◆ Do this: Copy out all lines where "city" appears.

_____

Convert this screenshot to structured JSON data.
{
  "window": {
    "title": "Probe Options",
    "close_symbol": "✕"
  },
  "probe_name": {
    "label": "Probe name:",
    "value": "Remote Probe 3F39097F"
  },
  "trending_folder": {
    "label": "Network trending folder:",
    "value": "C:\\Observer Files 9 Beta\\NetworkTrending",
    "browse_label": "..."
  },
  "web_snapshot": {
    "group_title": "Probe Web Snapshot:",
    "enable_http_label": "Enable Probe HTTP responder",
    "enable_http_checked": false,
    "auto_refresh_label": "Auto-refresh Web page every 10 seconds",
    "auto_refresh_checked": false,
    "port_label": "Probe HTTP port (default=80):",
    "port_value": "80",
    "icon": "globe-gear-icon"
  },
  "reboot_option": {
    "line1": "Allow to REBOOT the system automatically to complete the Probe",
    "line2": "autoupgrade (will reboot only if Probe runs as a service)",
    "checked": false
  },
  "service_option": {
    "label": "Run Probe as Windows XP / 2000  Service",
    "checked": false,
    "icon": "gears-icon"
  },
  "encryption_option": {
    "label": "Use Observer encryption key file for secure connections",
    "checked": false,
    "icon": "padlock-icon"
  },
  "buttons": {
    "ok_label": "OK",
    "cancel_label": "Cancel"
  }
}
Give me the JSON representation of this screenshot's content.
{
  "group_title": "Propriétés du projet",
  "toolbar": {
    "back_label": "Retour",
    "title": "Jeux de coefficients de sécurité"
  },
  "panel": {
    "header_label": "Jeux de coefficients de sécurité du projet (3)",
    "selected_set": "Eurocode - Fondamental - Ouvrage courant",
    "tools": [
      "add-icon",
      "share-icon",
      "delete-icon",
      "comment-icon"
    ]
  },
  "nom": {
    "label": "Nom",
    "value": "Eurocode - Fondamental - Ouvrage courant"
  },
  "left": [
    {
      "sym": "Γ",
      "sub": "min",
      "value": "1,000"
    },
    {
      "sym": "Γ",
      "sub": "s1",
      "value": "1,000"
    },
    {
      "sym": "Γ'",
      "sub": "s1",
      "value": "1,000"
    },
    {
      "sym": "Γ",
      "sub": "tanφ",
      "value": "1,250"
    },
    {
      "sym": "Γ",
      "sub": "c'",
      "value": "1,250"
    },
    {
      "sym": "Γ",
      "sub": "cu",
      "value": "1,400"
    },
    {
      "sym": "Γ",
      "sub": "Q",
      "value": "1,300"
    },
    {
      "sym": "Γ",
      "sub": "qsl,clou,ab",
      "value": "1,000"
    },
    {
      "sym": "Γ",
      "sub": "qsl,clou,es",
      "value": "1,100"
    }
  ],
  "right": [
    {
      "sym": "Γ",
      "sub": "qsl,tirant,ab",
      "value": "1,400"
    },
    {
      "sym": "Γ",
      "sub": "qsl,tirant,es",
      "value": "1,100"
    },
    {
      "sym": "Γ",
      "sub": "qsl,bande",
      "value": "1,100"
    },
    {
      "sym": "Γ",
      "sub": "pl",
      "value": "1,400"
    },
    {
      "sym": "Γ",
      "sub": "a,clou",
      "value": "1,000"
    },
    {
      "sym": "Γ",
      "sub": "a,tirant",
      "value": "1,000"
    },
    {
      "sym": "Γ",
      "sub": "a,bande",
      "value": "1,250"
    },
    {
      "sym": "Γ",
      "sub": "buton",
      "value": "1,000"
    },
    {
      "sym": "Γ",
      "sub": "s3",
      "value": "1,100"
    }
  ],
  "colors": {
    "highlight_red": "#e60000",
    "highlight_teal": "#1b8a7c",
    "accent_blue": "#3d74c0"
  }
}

_____

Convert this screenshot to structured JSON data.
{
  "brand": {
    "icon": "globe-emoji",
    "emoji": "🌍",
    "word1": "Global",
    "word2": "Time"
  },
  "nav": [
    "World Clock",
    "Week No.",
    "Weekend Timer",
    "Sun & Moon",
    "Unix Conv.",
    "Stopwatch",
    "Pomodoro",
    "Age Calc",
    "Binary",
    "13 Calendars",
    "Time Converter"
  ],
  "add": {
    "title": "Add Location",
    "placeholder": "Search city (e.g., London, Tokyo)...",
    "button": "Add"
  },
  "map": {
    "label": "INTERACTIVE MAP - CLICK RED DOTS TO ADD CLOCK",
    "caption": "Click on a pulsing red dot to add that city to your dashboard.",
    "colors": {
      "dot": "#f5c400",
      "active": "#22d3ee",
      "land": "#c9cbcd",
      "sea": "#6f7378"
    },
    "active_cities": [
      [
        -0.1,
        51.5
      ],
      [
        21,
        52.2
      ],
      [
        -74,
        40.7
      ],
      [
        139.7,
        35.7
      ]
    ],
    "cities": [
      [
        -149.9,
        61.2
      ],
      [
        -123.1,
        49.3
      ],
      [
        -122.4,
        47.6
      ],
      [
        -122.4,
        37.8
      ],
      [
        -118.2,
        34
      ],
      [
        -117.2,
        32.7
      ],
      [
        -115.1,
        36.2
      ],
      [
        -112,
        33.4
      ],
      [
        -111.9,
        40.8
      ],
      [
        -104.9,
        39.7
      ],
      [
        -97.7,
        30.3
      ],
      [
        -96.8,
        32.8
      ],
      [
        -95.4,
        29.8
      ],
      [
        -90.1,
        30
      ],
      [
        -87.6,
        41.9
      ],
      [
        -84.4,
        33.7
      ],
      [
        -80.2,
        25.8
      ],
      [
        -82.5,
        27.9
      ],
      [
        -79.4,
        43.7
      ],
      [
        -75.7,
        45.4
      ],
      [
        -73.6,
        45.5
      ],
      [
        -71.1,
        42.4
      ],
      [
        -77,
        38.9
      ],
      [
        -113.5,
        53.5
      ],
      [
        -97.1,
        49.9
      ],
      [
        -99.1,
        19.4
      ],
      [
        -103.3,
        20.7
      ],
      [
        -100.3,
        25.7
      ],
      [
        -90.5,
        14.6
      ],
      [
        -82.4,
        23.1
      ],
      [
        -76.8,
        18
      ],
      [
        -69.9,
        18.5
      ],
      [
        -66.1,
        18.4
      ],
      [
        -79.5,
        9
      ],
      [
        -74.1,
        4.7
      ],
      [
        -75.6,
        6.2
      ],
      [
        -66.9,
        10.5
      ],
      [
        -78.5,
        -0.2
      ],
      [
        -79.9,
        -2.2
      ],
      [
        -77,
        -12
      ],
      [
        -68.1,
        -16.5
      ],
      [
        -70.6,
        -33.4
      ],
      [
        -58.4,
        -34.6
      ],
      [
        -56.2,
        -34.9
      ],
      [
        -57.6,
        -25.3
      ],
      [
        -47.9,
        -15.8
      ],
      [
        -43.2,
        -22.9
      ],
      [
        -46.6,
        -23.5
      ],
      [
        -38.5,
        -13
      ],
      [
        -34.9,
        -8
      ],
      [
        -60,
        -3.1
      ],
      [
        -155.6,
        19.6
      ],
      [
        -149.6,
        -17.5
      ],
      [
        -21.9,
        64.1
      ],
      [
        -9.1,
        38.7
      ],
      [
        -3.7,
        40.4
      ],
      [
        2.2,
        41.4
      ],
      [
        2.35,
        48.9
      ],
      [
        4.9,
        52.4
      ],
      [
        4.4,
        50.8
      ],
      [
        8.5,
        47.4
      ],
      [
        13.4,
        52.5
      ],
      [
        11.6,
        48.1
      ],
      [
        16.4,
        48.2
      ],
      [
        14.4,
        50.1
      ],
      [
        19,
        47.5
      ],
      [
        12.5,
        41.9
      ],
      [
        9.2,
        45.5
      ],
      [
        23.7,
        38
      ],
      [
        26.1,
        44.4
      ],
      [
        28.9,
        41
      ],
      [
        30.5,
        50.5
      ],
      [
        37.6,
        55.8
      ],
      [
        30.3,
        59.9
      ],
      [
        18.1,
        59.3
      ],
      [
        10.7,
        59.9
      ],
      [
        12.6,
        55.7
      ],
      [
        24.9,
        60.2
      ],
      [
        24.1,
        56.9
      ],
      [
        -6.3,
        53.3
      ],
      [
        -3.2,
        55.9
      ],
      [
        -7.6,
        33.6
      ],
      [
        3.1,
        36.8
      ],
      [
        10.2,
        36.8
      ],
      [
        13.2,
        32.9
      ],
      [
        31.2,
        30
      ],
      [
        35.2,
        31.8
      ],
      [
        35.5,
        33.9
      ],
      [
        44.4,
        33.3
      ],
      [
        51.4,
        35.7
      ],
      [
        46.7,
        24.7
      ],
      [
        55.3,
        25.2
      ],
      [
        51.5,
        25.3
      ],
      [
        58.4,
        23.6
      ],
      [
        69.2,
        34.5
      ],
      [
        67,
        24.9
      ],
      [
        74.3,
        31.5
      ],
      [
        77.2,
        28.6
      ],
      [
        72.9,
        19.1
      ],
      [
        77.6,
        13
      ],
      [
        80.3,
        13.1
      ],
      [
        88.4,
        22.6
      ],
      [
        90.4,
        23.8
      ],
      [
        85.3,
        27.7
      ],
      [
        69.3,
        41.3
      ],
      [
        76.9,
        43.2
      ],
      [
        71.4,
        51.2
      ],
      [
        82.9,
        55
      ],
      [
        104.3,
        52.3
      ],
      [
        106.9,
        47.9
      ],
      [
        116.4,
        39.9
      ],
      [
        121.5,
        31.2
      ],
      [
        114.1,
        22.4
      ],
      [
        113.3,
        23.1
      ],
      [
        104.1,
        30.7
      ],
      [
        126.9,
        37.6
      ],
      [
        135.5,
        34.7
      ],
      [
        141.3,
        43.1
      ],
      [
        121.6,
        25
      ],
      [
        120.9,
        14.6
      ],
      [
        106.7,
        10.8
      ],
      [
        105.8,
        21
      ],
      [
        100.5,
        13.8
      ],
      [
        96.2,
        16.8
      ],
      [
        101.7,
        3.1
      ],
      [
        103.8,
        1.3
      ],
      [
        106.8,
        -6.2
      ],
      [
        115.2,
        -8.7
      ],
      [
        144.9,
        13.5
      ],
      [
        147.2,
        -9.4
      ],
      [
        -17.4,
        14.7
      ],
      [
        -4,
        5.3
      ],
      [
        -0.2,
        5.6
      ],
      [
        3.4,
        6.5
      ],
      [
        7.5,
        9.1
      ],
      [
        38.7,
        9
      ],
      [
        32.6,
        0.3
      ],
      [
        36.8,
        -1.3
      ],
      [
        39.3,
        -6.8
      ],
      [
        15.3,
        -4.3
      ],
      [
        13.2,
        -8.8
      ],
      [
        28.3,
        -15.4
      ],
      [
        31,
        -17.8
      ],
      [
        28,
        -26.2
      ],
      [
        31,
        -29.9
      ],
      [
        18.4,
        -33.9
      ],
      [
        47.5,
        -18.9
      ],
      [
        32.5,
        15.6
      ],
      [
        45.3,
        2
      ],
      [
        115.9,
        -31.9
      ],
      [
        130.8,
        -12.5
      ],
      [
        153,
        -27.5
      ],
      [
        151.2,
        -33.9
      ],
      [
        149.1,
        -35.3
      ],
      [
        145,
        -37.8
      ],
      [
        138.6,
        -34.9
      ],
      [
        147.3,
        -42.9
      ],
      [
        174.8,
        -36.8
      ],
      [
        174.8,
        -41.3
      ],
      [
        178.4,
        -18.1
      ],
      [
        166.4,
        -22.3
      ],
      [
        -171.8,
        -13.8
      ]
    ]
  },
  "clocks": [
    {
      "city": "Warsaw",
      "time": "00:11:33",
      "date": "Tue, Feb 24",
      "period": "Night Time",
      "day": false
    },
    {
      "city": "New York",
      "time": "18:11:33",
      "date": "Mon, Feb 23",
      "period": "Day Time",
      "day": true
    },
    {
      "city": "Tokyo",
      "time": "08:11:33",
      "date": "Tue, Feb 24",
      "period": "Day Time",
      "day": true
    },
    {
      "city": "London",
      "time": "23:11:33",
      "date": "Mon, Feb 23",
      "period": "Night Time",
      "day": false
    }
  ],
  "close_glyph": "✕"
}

_____

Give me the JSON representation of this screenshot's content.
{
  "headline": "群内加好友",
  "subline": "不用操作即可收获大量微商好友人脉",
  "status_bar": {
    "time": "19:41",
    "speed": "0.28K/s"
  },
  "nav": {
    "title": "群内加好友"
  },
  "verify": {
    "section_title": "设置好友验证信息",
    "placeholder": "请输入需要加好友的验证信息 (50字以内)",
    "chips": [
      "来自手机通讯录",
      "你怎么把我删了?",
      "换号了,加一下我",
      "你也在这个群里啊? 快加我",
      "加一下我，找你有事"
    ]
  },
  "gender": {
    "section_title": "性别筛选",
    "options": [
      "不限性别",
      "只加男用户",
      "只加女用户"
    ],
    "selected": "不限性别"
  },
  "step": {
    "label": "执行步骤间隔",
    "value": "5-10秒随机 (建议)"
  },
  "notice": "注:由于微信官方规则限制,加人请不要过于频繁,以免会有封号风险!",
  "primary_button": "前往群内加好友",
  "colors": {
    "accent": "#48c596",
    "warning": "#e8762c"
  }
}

_____

◆ Result of this task:
    "placeholder": "Search city (e.g., London, Tokyo)...",
    "caption": "Click on a pulsing red dot to add that city to your dashboard.",
      "city": "Warsaw",
      "city": "New York",
      "city": "Tokyo",
      "city": "London",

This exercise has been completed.